Но мы пока здесь, а не там, и наша дорога
продолжается. «Обоз порожняком» Герасимова.
Как-то подозрительно взлетает воронья стая
впереди... Может, не такое уж светлое будущее
виделось в 1913 году будущему советскому
художнику?
«Вид на мост через реку Сходню»
Соловова являет собой первое изображение железной
дороги на выставке. Судя по дате (1853 г.), едва ли не
самое первое в русском искусстве вообще.
Геометрически правильный железный мост, ровная
уверенная прямая, идиллический пейзаж на первом
плане. Вписалось? Некрасов, помнится, возражал...
Да и живописцы не все эту идиллию ощущали, чему
отличный пример — «Поезд» Соколова, жутким
чудищем вырывающийся из ночи навстречу
посетителю выставки. От него захотелось
держаться подальше, так что я поспешил в
следующий, предпоследний зал.
Выставка определенно начала клониться
к закату, и картины окрасились красным. Наверное,
у организаторов это получилось ненамеренно, но
тем знаменательнее совпадение.
«Фантазия» Петрова-Водкина взлетает
знакомым красным конем. По контрасту с ним
странно застыла, упершись в раму картины, красная
«Колхозница на велосипеде» Дейнеки. «Красная
конница» Малевича, гениальная в своей плакатной
лаконичности, мчится на бой с невидимым врагом.

● ЧТО ТРЕБУЕТСЯ
(1) Какая дата стоит на «Виде на мост через реку Сходню» Соловова по статье о выставке?
(2) Верните фрагмент статьи о выставке от «Соловова являет собой» до «Некрасов, помнится, возражал...» слово в слово.
Перечень взят из другого источника.

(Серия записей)
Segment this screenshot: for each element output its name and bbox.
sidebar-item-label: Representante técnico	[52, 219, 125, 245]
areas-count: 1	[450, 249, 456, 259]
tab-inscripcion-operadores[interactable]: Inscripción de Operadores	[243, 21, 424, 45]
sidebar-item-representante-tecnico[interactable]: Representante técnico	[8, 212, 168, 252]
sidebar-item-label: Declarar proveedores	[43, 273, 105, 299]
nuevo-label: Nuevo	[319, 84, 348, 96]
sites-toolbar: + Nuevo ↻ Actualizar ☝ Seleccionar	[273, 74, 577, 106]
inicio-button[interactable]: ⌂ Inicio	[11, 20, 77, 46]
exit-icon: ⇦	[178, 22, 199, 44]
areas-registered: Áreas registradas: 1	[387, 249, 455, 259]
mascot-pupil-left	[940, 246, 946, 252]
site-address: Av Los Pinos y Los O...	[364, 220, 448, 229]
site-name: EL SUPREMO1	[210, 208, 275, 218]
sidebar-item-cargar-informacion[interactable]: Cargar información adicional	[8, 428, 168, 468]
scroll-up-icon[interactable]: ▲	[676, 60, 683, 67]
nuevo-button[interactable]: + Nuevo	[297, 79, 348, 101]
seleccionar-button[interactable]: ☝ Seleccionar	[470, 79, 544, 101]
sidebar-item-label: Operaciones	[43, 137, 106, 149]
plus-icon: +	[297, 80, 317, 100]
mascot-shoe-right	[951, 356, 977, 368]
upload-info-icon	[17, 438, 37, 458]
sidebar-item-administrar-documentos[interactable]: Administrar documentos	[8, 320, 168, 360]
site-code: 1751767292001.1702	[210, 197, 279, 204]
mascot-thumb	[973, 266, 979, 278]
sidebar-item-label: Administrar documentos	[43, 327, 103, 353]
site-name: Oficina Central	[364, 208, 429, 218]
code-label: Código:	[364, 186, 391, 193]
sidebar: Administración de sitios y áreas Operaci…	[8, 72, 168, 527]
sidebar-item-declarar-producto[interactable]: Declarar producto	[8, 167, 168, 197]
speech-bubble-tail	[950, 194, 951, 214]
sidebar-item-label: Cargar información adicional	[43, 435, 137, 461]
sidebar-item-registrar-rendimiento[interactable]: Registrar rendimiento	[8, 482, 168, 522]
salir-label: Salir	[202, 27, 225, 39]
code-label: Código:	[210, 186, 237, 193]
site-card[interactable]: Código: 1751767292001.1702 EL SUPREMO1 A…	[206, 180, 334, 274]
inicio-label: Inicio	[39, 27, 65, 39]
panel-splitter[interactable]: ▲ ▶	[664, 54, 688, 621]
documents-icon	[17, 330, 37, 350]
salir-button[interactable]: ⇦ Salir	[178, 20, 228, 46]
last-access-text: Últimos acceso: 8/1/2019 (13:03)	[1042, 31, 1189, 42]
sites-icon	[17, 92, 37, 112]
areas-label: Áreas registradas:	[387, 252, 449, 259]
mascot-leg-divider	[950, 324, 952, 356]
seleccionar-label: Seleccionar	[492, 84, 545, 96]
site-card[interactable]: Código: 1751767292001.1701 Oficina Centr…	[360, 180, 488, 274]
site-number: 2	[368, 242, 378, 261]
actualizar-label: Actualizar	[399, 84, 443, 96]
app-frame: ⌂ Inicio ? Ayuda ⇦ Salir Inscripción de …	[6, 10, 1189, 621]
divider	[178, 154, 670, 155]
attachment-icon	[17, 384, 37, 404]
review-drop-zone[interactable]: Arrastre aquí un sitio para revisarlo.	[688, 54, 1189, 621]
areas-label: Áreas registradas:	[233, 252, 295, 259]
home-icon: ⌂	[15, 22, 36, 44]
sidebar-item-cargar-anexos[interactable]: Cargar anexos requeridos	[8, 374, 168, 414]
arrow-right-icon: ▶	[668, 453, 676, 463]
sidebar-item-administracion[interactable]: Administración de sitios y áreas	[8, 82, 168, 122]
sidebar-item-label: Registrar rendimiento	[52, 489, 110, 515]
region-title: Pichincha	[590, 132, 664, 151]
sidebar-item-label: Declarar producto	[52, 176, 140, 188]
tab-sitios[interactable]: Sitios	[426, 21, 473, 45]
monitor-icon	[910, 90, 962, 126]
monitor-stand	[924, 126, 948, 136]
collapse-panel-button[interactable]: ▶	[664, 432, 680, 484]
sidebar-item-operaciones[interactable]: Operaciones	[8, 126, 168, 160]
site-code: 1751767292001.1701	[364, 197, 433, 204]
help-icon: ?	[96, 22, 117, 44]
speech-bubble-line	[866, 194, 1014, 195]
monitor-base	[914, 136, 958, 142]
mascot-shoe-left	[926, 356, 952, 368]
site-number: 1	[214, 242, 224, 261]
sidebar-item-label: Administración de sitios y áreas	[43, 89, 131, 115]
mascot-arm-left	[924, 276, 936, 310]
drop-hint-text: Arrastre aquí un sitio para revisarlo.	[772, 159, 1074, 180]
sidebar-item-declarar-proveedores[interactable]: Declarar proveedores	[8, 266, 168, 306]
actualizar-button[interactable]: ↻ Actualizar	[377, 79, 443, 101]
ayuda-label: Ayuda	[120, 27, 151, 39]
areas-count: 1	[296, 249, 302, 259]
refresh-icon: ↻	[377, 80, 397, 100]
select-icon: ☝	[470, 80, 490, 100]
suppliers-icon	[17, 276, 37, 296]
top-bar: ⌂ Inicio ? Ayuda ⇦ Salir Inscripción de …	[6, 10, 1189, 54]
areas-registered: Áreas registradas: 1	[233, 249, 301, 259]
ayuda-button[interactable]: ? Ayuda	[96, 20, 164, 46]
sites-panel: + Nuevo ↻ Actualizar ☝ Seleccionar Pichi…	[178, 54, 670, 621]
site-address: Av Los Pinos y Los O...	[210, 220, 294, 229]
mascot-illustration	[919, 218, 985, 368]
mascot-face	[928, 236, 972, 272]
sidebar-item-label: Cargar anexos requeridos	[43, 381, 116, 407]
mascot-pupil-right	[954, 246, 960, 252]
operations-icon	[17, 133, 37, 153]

● РЕШЕНИЯ ЗАДАНИЯ
(1) 1853 год.

(2)
Соловова являет собой первое изображение железной
дороги на выставке. Судя по дате (1853 г.), едва ли не
самое первое в русском искусстве вообще.
Геометрически правильный железный мост, ровная
уверенная прямая, идиллический пейзаж на первом
плане. Вписалось? Некрасов, помнится, возражал...